## To do:
From the entries below, extract every line that includes the word "JSON".

## Records to process:
★ ★ ★ ★ ★ ★ ★
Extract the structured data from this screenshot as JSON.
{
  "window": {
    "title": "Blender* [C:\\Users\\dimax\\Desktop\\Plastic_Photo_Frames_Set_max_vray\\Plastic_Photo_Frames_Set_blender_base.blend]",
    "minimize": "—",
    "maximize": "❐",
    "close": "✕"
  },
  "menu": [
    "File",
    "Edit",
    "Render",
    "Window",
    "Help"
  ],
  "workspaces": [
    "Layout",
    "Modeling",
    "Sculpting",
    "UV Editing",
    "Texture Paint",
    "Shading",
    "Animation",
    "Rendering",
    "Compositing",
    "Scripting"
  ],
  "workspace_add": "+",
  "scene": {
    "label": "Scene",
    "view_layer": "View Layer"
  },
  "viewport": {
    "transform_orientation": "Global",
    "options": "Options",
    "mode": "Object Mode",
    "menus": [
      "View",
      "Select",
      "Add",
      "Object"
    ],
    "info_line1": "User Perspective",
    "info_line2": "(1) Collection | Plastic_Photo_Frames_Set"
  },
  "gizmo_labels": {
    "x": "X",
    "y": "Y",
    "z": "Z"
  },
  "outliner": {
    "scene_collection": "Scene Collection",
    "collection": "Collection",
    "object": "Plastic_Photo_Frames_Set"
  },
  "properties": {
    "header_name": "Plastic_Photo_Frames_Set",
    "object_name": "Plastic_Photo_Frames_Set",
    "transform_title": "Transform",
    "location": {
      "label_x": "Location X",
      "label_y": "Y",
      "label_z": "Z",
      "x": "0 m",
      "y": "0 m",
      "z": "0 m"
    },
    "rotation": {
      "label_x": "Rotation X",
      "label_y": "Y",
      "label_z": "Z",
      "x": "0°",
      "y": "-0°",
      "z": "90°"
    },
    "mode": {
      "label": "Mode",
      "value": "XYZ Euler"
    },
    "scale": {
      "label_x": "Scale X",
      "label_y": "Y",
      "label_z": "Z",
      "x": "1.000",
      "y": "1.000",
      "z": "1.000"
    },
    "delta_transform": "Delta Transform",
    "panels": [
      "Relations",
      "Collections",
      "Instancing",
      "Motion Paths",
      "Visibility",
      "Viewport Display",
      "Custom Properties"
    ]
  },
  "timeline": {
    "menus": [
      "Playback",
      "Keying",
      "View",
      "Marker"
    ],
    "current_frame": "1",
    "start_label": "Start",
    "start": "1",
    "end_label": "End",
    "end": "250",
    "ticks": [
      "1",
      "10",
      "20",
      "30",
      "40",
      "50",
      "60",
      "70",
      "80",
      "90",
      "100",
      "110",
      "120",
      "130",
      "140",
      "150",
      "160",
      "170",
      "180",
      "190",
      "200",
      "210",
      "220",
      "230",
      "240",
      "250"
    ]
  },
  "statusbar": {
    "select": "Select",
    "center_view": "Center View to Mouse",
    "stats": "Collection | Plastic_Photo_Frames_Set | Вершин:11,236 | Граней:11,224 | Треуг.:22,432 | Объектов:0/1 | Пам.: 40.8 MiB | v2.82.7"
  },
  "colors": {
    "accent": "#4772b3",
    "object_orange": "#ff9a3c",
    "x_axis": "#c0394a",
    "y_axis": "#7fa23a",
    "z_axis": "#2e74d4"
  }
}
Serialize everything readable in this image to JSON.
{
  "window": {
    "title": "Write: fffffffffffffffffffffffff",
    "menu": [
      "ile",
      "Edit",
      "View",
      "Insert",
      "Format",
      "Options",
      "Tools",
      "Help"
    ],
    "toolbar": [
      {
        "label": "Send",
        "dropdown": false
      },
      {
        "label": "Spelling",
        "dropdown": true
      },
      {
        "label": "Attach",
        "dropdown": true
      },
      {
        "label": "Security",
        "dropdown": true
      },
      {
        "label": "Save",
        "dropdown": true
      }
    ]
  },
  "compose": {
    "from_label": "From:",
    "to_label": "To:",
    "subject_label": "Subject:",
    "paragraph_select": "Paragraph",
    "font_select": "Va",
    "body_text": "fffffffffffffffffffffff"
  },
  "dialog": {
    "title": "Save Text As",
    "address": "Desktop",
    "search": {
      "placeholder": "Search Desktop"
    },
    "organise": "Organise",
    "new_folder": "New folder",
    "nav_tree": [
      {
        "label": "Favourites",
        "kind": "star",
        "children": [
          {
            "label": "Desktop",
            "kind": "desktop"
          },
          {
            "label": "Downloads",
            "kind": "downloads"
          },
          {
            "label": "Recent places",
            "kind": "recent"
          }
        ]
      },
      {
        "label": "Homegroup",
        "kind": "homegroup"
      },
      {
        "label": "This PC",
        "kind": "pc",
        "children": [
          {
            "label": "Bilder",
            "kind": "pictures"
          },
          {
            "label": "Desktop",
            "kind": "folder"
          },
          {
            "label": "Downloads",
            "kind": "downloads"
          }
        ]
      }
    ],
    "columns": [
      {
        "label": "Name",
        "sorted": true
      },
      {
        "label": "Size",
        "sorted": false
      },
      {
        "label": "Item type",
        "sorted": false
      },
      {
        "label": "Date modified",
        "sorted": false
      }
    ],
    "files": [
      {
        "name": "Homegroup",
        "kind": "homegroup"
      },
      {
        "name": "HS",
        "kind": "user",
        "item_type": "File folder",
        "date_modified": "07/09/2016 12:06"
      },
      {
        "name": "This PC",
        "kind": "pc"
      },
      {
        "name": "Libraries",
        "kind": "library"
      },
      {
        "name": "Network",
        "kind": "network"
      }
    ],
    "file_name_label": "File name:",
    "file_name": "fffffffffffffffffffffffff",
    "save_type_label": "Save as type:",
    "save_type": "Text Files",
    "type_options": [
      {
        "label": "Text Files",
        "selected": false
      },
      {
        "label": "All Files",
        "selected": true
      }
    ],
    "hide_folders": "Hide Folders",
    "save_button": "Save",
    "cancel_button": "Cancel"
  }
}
★ ★ ★ ★ ★ ★ ★
## Reply to the exercise:
Extract the structured data from this screenshot as JSON.
Serialize everything readable in this image to JSON.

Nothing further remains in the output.